**Exercise aim:**
Check every line below for the word "people" and copy each one that has it.

(Records)
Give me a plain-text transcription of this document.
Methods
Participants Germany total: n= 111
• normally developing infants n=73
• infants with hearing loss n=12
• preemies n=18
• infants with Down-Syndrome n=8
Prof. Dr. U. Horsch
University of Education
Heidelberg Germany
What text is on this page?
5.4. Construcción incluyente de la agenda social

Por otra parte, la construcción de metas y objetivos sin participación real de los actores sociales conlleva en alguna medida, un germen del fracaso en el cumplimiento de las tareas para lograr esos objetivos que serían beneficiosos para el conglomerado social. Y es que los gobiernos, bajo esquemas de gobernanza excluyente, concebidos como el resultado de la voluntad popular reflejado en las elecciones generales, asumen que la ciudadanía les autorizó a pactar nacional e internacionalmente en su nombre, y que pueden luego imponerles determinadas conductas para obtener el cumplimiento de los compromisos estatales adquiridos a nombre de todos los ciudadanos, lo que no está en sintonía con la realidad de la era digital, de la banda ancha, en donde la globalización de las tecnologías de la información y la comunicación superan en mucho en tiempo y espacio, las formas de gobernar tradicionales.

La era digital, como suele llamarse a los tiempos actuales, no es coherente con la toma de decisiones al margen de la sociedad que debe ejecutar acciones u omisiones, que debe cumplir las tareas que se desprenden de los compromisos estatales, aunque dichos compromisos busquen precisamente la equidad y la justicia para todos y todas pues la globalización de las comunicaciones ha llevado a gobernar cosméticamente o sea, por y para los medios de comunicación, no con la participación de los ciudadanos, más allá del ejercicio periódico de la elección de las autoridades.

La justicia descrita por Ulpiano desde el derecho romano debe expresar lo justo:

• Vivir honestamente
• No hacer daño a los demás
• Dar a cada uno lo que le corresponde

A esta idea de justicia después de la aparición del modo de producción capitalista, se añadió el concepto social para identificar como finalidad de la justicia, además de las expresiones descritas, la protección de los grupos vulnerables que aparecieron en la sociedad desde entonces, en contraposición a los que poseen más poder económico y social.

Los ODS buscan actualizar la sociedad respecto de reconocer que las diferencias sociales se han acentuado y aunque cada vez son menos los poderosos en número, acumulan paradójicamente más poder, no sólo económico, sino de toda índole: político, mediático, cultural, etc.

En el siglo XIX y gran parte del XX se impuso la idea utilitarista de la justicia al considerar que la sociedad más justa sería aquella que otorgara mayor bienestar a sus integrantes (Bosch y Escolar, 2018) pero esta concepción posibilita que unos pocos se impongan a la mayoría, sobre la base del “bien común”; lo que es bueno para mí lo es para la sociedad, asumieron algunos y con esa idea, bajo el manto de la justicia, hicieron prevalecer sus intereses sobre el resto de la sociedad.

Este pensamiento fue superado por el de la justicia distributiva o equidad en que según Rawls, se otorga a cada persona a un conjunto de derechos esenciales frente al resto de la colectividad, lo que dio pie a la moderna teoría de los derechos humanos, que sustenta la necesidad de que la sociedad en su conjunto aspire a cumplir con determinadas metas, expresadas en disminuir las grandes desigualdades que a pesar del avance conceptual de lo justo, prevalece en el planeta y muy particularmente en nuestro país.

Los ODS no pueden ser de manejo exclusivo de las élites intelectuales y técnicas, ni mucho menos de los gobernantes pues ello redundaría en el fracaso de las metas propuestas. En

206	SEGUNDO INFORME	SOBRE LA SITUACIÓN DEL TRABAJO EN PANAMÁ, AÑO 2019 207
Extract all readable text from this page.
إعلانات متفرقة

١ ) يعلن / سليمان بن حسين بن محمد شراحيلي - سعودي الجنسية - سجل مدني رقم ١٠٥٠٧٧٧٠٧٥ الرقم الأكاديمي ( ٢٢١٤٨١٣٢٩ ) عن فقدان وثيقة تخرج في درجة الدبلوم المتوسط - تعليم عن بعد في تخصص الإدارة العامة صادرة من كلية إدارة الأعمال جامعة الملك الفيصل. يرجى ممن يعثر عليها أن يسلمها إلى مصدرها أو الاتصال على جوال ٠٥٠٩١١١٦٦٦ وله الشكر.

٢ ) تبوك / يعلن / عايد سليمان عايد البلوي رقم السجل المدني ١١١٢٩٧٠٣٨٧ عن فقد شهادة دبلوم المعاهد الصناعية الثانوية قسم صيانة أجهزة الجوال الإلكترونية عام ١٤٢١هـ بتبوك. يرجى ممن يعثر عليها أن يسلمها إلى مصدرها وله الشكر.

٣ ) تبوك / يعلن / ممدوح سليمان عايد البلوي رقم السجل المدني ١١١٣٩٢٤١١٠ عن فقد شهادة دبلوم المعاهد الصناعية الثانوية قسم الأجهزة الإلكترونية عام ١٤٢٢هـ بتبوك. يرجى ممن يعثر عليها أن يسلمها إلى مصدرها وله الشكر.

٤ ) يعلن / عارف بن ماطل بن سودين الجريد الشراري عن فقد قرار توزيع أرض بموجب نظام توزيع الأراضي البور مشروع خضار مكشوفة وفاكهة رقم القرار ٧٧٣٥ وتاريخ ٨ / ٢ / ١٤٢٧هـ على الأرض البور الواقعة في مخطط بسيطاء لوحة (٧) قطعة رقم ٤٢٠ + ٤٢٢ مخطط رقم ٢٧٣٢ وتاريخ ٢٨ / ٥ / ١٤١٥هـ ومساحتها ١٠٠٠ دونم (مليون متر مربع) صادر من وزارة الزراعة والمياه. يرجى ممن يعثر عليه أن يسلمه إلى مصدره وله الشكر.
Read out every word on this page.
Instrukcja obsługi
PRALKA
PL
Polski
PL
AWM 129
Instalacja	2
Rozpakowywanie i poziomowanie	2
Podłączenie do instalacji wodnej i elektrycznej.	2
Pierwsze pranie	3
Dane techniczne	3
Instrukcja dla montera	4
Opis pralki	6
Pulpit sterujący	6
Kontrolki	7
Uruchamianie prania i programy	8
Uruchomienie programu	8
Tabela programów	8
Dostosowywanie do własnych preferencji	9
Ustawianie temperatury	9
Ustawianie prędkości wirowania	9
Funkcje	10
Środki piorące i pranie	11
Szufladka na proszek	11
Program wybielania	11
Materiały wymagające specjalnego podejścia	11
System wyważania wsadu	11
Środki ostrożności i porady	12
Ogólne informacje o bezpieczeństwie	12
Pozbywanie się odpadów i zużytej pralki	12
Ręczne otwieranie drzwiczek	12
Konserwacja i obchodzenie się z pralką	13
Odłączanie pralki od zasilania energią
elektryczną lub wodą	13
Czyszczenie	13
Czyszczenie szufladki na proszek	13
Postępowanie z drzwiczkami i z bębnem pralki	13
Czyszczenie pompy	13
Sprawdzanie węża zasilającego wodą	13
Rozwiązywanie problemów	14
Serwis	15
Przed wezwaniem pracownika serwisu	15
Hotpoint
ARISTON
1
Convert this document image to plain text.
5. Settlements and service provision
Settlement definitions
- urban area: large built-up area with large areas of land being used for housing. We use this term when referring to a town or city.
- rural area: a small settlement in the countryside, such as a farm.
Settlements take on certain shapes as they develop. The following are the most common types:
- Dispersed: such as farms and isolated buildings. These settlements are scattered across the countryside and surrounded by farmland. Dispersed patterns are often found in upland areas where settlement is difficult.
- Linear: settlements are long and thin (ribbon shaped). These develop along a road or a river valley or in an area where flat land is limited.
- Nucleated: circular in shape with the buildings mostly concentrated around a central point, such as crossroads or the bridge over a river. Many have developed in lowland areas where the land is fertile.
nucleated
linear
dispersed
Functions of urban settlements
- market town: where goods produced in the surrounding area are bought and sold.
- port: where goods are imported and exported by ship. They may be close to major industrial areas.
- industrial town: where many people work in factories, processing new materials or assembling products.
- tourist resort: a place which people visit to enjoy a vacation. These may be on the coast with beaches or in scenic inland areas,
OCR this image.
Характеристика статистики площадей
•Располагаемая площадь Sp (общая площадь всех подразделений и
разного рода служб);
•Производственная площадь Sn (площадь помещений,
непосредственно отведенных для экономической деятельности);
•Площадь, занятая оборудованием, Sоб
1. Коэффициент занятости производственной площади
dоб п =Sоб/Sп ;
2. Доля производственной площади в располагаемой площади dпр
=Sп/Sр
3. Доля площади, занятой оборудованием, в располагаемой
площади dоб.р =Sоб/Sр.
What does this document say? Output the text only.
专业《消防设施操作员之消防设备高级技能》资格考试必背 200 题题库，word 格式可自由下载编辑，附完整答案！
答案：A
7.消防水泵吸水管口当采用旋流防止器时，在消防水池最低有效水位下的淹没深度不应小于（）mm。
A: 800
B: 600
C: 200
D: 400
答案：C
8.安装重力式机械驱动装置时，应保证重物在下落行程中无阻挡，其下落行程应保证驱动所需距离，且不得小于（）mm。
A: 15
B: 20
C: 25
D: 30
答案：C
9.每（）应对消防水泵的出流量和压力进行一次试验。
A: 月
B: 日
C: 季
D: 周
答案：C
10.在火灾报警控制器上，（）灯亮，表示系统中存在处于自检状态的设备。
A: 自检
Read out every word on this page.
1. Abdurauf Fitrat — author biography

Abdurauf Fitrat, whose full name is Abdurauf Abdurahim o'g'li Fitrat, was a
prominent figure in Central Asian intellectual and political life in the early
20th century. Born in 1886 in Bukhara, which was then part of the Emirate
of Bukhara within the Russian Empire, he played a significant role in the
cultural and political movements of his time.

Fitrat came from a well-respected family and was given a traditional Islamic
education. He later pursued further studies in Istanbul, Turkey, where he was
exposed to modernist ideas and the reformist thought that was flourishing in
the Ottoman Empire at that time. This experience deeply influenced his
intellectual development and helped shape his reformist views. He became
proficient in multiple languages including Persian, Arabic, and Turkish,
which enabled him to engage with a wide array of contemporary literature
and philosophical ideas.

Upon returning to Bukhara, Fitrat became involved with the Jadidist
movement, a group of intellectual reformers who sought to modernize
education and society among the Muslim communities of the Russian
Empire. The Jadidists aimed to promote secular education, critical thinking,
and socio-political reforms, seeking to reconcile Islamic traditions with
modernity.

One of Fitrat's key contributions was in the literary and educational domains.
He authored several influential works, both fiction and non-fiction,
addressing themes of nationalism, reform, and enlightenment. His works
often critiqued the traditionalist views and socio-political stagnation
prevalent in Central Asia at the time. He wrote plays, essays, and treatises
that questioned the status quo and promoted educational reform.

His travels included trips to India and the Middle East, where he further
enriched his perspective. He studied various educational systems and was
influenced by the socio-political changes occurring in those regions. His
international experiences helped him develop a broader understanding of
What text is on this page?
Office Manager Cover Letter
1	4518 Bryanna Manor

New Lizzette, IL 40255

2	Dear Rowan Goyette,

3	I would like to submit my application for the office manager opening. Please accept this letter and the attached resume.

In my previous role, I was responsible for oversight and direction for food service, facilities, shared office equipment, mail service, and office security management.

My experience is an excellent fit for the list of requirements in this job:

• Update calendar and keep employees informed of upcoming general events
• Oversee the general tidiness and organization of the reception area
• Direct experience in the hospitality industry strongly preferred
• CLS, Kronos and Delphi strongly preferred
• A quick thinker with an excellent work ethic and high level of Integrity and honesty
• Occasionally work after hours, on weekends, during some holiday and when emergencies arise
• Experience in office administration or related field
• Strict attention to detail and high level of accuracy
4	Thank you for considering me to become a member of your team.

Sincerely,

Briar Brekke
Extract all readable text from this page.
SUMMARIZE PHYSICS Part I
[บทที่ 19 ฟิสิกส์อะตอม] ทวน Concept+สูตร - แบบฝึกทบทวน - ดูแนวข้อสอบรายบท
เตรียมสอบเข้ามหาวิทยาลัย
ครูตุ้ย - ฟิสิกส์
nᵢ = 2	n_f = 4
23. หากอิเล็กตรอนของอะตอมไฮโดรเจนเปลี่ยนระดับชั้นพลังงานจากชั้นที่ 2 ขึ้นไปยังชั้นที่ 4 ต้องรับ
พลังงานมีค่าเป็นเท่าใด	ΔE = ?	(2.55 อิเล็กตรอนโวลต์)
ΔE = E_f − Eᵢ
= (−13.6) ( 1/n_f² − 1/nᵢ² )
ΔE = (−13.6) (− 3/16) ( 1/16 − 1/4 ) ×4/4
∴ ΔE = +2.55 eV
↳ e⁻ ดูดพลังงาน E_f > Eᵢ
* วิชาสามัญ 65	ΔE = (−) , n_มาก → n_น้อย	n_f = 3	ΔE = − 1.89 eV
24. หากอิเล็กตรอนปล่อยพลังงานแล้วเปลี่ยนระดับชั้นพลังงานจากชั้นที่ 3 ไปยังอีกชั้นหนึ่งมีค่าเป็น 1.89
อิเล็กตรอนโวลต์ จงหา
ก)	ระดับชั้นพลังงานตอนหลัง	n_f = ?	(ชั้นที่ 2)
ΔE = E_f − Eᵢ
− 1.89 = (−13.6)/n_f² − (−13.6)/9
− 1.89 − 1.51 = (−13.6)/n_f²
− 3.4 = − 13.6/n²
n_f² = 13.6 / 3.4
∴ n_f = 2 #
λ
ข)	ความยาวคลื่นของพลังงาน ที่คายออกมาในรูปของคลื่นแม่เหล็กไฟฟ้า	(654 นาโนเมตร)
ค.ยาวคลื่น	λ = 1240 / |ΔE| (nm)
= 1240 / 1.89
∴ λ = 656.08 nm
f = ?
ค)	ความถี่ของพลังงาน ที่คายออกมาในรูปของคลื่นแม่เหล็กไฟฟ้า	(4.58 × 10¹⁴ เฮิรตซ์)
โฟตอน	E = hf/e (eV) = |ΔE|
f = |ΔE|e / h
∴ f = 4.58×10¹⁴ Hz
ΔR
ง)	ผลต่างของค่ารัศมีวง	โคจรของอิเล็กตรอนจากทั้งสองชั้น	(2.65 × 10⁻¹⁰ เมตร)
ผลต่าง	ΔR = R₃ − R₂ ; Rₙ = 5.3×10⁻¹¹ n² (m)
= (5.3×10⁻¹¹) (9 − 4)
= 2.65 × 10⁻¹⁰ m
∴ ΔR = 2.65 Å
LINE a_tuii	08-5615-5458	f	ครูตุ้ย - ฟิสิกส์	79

**Written answer:**
- industrial town: where many people work in factories, processing new materials or assembling products.
- tourist resort: a place which people visit to enjoy a vacation. These may be on the coast with beaches or in scenic inland areas,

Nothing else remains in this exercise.